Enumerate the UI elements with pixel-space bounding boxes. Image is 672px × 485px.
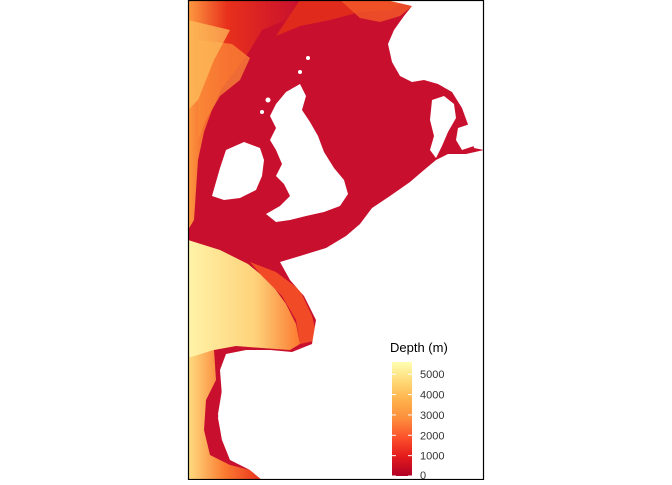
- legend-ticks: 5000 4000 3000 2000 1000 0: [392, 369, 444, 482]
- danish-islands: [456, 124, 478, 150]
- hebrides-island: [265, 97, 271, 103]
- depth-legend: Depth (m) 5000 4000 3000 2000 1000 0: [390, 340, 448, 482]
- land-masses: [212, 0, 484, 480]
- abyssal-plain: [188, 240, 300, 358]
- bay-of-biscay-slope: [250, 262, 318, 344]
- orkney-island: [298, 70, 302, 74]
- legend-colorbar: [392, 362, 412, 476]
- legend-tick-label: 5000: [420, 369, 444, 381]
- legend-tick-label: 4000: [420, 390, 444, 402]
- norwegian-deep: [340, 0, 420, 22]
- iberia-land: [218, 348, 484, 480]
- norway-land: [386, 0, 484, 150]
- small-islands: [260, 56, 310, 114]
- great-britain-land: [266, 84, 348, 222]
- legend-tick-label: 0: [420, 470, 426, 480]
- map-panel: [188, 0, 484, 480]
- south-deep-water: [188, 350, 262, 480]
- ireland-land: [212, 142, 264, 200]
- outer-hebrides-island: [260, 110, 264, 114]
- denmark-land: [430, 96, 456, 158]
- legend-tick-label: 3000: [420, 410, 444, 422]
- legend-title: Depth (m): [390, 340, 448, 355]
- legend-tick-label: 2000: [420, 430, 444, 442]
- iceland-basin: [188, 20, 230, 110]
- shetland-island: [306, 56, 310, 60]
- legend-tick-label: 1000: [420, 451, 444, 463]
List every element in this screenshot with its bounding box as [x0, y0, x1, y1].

■ ■ ■ ■ ■

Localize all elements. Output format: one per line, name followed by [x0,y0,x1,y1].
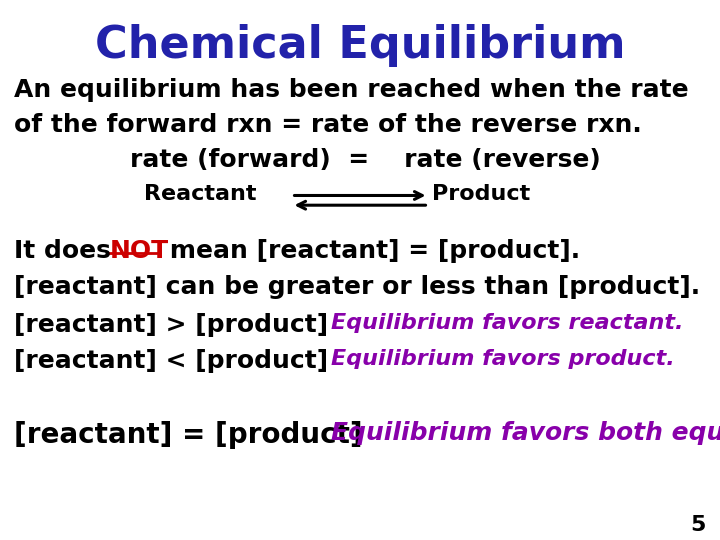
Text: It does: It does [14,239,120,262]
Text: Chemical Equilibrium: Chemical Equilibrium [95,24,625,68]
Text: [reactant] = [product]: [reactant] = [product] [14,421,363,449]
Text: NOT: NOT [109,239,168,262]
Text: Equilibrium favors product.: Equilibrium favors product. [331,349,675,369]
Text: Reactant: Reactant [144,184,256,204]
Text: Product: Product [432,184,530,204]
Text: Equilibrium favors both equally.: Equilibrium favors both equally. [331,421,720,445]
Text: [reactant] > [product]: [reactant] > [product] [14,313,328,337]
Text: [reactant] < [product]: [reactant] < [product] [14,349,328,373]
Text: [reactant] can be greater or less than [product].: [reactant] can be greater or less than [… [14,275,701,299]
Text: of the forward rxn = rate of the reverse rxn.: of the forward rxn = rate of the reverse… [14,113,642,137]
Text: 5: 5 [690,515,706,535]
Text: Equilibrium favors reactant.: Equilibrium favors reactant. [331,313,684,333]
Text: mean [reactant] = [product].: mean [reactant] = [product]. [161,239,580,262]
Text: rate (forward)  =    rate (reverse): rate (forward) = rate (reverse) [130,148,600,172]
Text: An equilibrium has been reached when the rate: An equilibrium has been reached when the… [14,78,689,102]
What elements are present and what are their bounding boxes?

■ ■ ■ ■ ■

THE TASK =>
Quote the data exactly, everything from the line containing "Text: It does: It does [14,239,120,262]" down to the line containing "Text: rate (forward)", including both of those lines.

TASK SOLUTION =>
Text: It does: It does [14,239,120,262]
Text: Chemical Equilibrium: Chemical Equilibrium [95,24,625,68]
Text: [reactant] = [product]: [reactant] = [product] [14,421,363,449]
Text: NOT: NOT [109,239,168,262]
Text: Equilibrium favors product.: Equilibrium favors product. [331,349,675,369]
Text: Reactant: Reactant [144,184,256,204]
Text: Product: Product [432,184,530,204]
Text: Equilibrium favors both equally.: Equilibrium favors both equally. [331,421,720,445]
Text: [reactant] > [product]: [reactant] > [product] [14,313,328,337]
Text: [reactant] < [product]: [reactant] < [product] [14,349,328,373]
Text: [reactant] can be greater or less than [product].: [reactant] can be greater or less than [… [14,275,701,299]
Text: of the forward rxn = rate of the reverse rxn.: of the forward rxn = rate of the reverse… [14,113,642,137]
Text: 5: 5 [690,515,706,535]
Text: Equilibrium favors reactant.: Equilibrium favors reactant. [331,313,684,333]
Text: mean [reactant] = [product].: mean [reactant] = [product]. [161,239,580,262]
Text: rate (forward)  =    rate (reverse): rate (forward) = rate (reverse) [130,148,600,172]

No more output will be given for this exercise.